**The exercise**:
Set the listing down again in full, word for word, with the pictures left out.

Dataset entries:
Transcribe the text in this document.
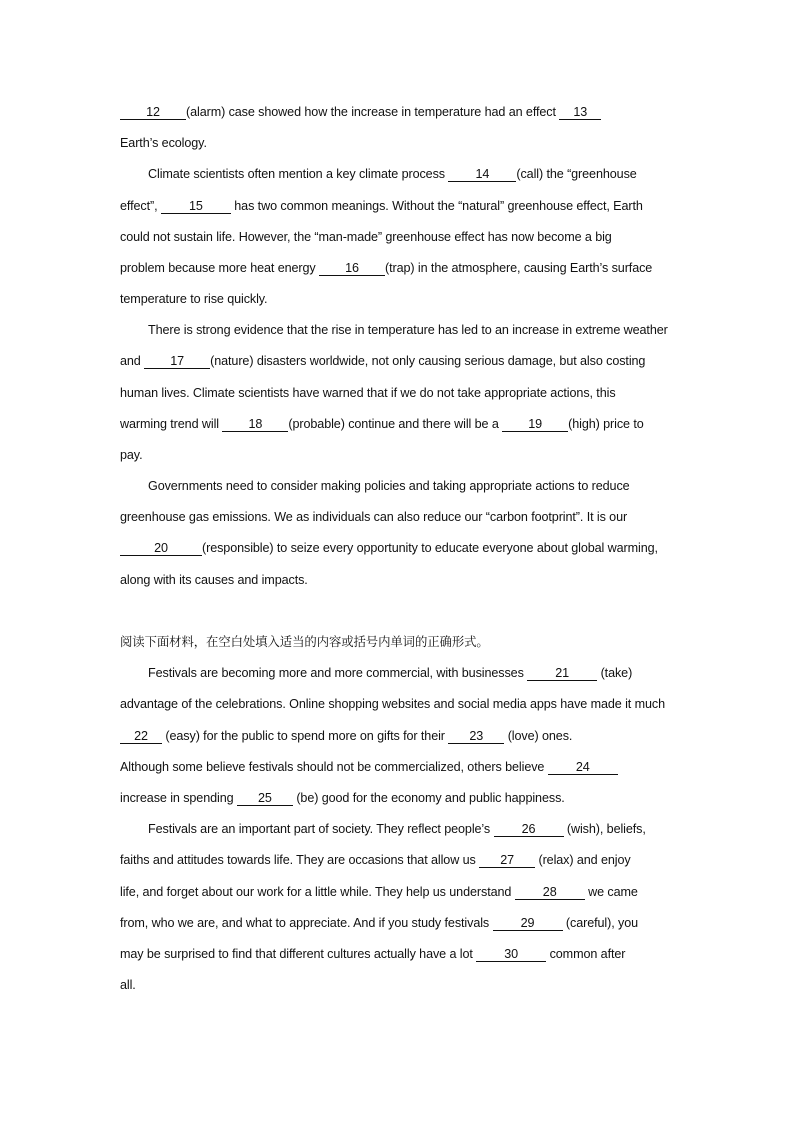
12 (alarm) case showed how the increase in temperature had an effect 13
Earth’s ecology.
Climate scientists often mention a key climate process 14 (call) the “greenhouse
effect”, 15 has two common meanings. Without the “natural” greenhouse effect, Earth
could not sustain life. However, the “man-made” greenhouse effect has now become a big
problem because more heat energy 16 (trap) in the atmosphere, causing Earth’s surface
temperature to rise quickly.
There is strong evidence that the rise in temperature has led to an increase in extreme weather
and 17 (nature) disasters worldwide, not only causing serious damage, but also costing
human lives. Climate scientists have warned that if we do not take appropriate actions, this
warming trend will 18 (probable) continue and there will be a 19 (high) price to
pay.
Governments need to consider making policies and taking appropriate actions to reduce
greenhouse gas emissions. We as individuals can also reduce our “carbon footprint”. It is our
20	(responsible) to seize every opportunity to educate everyone about global warming,
along with its causes and impacts.
阅读下面材料，在空白处填入适当的内容或括号内单词的正确形式。
Festivals are becoming more and more commercial, with businesses 21 (take)
advantage of the celebrations. Online shopping websites and social media apps have made it much
22 (easy) for the public to spend more on gifts for their 23 (love) ones.
Although some believe festivals should not be commercialized, others believe 24
increase in spending 25 (be) good for the economy and public happiness.
Festivals are an important part of society. They reflect people’s 26 (wish), beliefs,
faiths and attitudes towards life. They are occasions that allow us 27 (relax) and enjoy
life, and forget about our work for a little while. They help us understand 28 we came
from, who we are, and what to appreciate. And if you study festivals 29 (careful), you
may be surprised to find that different cultures actually have a lot 30 common after
all.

**Reply**:
Transcribe the text in this document.
12 (alarm) case showed how the increase in temperature had an effect 13
Earth’s ecology.
Climate scientists often mention a key climate process 14 (call) the “greenhouse
effect”, 15 has two common meanings. Without the “natural” greenhouse effect, Earth
could not sustain life. However, the “man-made” greenhouse effect has now become a big
problem because more heat energy 16 (trap) in the atmosphere, causing Earth’s surface
temperature to rise quickly.
There is strong evidence that the rise in temperature has led to an increase in extreme weather
and 17 (nature) disasters worldwide, not only causing serious damage, but also costing
human lives. Climate scientists have warned that if we do not take appropriate actions, this
warming trend will 18 (probable) continue and there will be a 19 (high) price to
pay.
Governments need to consider making policies and taking appropriate actions to reduce
greenhouse gas emissions. We as individuals can also reduce our “carbon footprint”. It is our
20	(responsible) to seize every opportunity to educate everyone about global warming,
along with its causes and impacts.
阅读下面材料，在空白处填入适当的内容或括号内单词的正确形式。
Festivals are becoming more and more commercial, with businesses 21 (take)
advantage of the celebrations. Online shopping websites and social media apps have made it much
22 (easy) for the public to spend more on gifts for their 23 (love) ones.
Although some believe festivals should not be commercialized, others believe 24
increase in spending 25 (be) good for the economy and public happiness.
Festivals are an important part of society. They reflect people’s 26 (wish), beliefs,
faiths and attitudes towards life. They are occasions that allow us 27 (relax) and enjoy
life, and forget about our work for a little while. They help us understand 28 we came
from, who we are, and what to appreciate. And if you study festivals 29 (careful), you
may be surprised to find that different cultures actually have a lot 30 common after
all.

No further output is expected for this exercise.